**Exercise prompt:**
Copy every line of the material below word for word.

**Records for this exercise:**
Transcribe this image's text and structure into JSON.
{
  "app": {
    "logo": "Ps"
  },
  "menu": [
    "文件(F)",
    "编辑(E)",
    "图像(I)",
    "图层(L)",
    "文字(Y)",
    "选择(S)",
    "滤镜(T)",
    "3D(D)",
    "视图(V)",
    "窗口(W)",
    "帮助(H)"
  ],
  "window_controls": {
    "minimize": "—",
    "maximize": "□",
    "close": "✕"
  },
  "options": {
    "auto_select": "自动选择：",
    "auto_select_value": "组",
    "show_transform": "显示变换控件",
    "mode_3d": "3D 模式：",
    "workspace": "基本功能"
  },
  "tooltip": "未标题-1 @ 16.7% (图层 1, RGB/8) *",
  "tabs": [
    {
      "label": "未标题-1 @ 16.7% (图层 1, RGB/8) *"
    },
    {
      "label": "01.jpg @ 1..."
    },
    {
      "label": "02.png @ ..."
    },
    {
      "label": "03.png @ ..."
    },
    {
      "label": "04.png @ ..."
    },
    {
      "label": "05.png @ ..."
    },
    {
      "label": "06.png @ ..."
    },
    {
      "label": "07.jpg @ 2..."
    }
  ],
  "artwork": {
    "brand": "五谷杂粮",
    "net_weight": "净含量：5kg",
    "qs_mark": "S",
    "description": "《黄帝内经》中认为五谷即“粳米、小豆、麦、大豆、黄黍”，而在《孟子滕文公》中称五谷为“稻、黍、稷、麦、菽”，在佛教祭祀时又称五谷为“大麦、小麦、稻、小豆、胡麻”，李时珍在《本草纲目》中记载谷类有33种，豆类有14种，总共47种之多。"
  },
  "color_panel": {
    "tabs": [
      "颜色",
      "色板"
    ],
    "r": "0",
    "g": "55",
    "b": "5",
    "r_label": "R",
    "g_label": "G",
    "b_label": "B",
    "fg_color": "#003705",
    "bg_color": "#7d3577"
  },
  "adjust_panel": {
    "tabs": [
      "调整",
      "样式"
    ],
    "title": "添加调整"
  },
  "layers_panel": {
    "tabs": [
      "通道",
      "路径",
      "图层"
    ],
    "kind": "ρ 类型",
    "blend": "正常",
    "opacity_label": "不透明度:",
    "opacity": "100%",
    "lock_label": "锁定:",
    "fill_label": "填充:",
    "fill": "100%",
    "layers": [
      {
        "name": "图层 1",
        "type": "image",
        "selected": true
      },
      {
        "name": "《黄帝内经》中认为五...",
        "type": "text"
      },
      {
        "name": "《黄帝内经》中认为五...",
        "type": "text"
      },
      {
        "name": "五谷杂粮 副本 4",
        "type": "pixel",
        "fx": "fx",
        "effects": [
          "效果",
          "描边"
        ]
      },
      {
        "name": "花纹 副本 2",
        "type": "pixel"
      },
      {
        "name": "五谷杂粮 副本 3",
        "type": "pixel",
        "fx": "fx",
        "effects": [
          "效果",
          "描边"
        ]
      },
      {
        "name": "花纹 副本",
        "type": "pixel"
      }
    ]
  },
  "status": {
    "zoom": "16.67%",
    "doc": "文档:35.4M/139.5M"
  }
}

**Correct response:**
Transcribe this image's text and structure into JSON.
{
  "app": {
    "logo": "Ps"
  },
  "menu": [
    "文件(F)",
    "编辑(E)",
    "图像(I)",
    "图层(L)",
    "文字(Y)",
    "选择(S)",
    "滤镜(T)",
    "3D(D)",
    "视图(V)",
    "窗口(W)",
    "帮助(H)"
  ],
  "window_controls": {
    "minimize": "—",
    "maximize": "□",
    "close": "✕"
  },
  "options": {
    "auto_select": "自动选择：",
    "auto_select_value": "组",
    "show_transform": "显示变换控件",
    "mode_3d": "3D 模式：",
    "workspace": "基本功能"
  },
  "tooltip": "未标题-1 @ 16.7% (图层 1, RGB/8) *",
  "tabs": [
    {
      "label": "未标题-1 @ 16.7% (图层 1, RGB/8) *"
    },
    {
      "label": "01.jpg @ 1..."
    },
    {
      "label": "02.png @ ..."
    },
    {
      "label": "03.png @ ..."
    },
    {
      "label": "04.png @ ..."
    },
    {
      "label": "05.png @ ..."
    },
    {
      "label": "06.png @ ..."
    },
    {
      "label": "07.jpg @ 2..."
    }
  ],
  "artwork": {
    "brand": "五谷杂粮",
    "net_weight": "净含量：5kg",
    "qs_mark": "S",
    "description": "《黄帝内经》中认为五谷即“粳米、小豆、麦、大豆、黄黍”，而在《孟子滕文公》中称五谷为“稻、黍、稷、麦、菽”，在佛教祭祀时又称五谷为“大麦、小麦、稻、小豆、胡麻”，李时珍在《本草纲目》中记载谷类有33种，豆类有14种，总共47种之多。"
  },
  "color_panel": {
    "tabs": [
      "颜色",
      "色板"
    ],
    "r": "0",
    "g": "55",
    "b": "5",
    "r_label": "R",
    "g_label": "G",
    "b_label": "B",
    "fg_color": "#003705",
    "bg_color": "#7d3577"
  },
  "adjust_panel": {
    "tabs": [
      "调整",
      "样式"
    ],
    "title": "添加调整"
  },
  "layers_panel": {
    "tabs": [
      "通道",
      "路径",
      "图层"
    ],
    "kind": "ρ 类型",
    "blend": "正常",
    "opacity_label": "不透明度:",
    "opacity": "100%",
    "lock_label": "锁定:",
    "fill_label": "填充:",
    "fill": "100%",
    "layers": [
      {
        "name": "图层 1",
        "type": "image",
        "selected": true
      },
      {
        "name": "《黄帝内经》中认为五...",
        "type": "text"
      },
      {
        "name": "《黄帝内经》中认为五...",
        "type": "text"
      },
      {
        "name": "五谷杂粮 副本 4",
        "type": "pixel",
        "fx": "fx",
        "effects": [
          "效果",
          "描边"
        ]
      },
      {
        "name": "花纹 副本 2",
        "type": "pixel"
      },
      {
        "name": "五谷杂粮 副本 3",
        "type": "pixel",
        "fx": "fx",
        "effects": [
          "效果",
          "描边"
        ]
      },
      {
        "name": "花纹 副本",
        "type": "pixel"
      }
    ]
  },
  "status": {
    "zoom": "16.67%",
    "doc": "文档:35.4M/139.5M"
  }
}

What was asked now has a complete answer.